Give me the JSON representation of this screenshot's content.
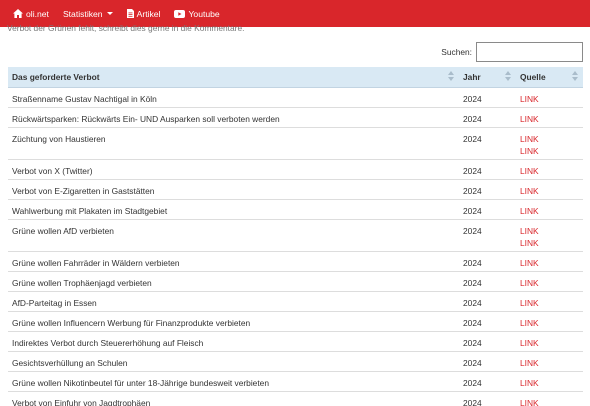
{
  "nav": {
    "brand": "oli.net",
    "stats": "Statistiken",
    "articles": "Artikel",
    "youtube": "Youtube"
  },
  "intro_text": "Verbot der Grünen fehlt, schreibt dies gerne in die Kommentare.",
  "search": {
    "label": "Suchen:",
    "value": ""
  },
  "table": {
    "headers": [
      "Das geforderte Verbot",
      "Jahr",
      "Quelle"
    ],
    "rows": [
      {
        "title": "Straßenname Gustav Nachtigal in Köln",
        "year": "2024",
        "links": [
          "LINK"
        ]
      },
      {
        "title": "Rückwärtsparken: Rückwärts Ein- UND Ausparken soll verboten werden",
        "year": "2024",
        "links": [
          "LINK"
        ]
      },
      {
        "title": "Züchtung von Haustieren",
        "year": "2024",
        "links": [
          "LINK",
          "LINK"
        ]
      },
      {
        "title": "Verbot von X (Twitter)",
        "year": "2024",
        "links": [
          "LINK"
        ]
      },
      {
        "title": "Verbot von E-Zigaretten in Gaststätten",
        "year": "2024",
        "links": [
          "LINK"
        ]
      },
      {
        "title": "Wahlwerbung mit Plakaten im Stadtgebiet",
        "year": "2024",
        "links": [
          "LINK"
        ]
      },
      {
        "title": "Grüne wollen AfD verbieten",
        "year": "2024",
        "links": [
          "LINK",
          "LINK"
        ]
      },
      {
        "title": "Grüne wollen Fahrräder in Wäldern verbieten",
        "year": "2024",
        "links": [
          "LINK"
        ]
      },
      {
        "title": "Grüne wollen Trophäenjagd verbieten",
        "year": "2024",
        "links": [
          "LINK"
        ]
      },
      {
        "title": "AfD-Parteitag in Essen",
        "year": "2024",
        "links": [
          "LINK"
        ]
      },
      {
        "title": "Grüne wollen Influencern Werbung für Finanzprodukte verbieten",
        "year": "2024",
        "links": [
          "LINK"
        ]
      },
      {
        "title": "Indirektes Verbot durch Steuererhöhung auf Fleisch",
        "year": "2024",
        "links": [
          "LINK"
        ]
      },
      {
        "title": "Gesichtsverhüllung an Schulen",
        "year": "2024",
        "links": [
          "LINK"
        ]
      },
      {
        "title": "Grüne wollen Nikotinbeutel für unter 18-Jährige bundesweit verbieten",
        "year": "2024",
        "links": [
          "LINK"
        ]
      },
      {
        "title": "Verbot von Einfuhr von Jagdtrophäen",
        "year": "2024",
        "links": [
          "LINK"
        ]
      }
    ]
  },
  "colors": {
    "navbar": "#d9262b",
    "header_row": "#d9e9f4",
    "link": "#d9262b"
  },
  "icons": {
    "brand": "home-icon",
    "articles": "document-icon",
    "youtube": "youtube-icon"
  }
}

☆ ☆ ☆ ☆

Problem to solve: Set down the records in full and exactly. Do not carry over any image.

Response to the exercise:
Give me the JSON representation of this screenshot's content.
{
  "nav": {
    "brand": "oli.net",
    "stats": "Statistiken",
    "articles": "Artikel",
    "youtube": "Youtube"
  },
  "intro_text": "Verbot der Grünen fehlt, schreibt dies gerne in die Kommentare.",
  "search": {
    "label": "Suchen:",
    "value": ""
  },
  "table": {
    "headers": [
      "Das geforderte Verbot",
      "Jahr",
      "Quelle"
    ],
    "rows": [
      {
        "title": "Straßenname Gustav Nachtigal in Köln",
        "year": "2024",
        "links": [
          "LINK"
        ]
      },
      {
        "title": "Rückwärtsparken: Rückwärts Ein- UND Ausparken soll verboten werden",
        "year": "2024",
        "links": [
          "LINK"
        ]
      },
      {
        "title": "Züchtung von Haustieren",
        "year": "2024",
        "links": [
          "LINK",
          "LINK"
        ]
      },
      {
        "title": "Verbot von X (Twitter)",
        "year": "2024",
        "links": [
          "LINK"
        ]
      },
      {
        "title": "Verbot von E-Zigaretten in Gaststätten",
        "year": "2024",
        "links": [
          "LINK"
        ]
      },
      {
        "title": "Wahlwerbung mit Plakaten im Stadtgebiet",
        "year": "2024",
        "links": [
          "LINK"
        ]
      },
      {
        "title": "Grüne wollen AfD verbieten",
        "year": "2024",
        "links": [
          "LINK",
          "LINK"
        ]
      },
      {
        "title": "Grüne wollen Fahrräder in Wäldern verbieten",
        "year": "2024",
        "links": [
          "LINK"
        ]
      },
      {
        "title": "Grüne wollen Trophäenjagd verbieten",
        "year": "2024",
        "links": [
          "LINK"
        ]
      },
      {
        "title": "AfD-Parteitag in Essen",
        "year": "2024",
        "links": [
          "LINK"
        ]
      },
      {
        "title": "Grüne wollen Influencern Werbung für Finanzprodukte verbieten",
        "year": "2024",
        "links": [
          "LINK"
        ]
      },
      {
        "title": "Indirektes Verbot durch Steuererhöhung auf Fleisch",
        "year": "2024",
        "links": [
          "LINK"
        ]
      },
      {
        "title": "Gesichtsverhüllung an Schulen",
        "year": "2024",
        "links": [
          "LINK"
        ]
      },
      {
        "title": "Grüne wollen Nikotinbeutel für unter 18-Jährige bundesweit verbieten",
        "year": "2024",
        "links": [
          "LINK"
        ]
      },
      {
        "title": "Verbot von Einfuhr von Jagdtrophäen",
        "year": "2024",
        "links": [
          "LINK"
        ]
      }
    ]
  },
  "colors": {
    "navbar": "#d9262b",
    "header_row": "#d9e9f4",
    "link": "#d9262b"
  },
  "icons": {
    "brand": "home-icon",
    "articles": "document-icon",
    "youtube": "youtube-icon"
  }
}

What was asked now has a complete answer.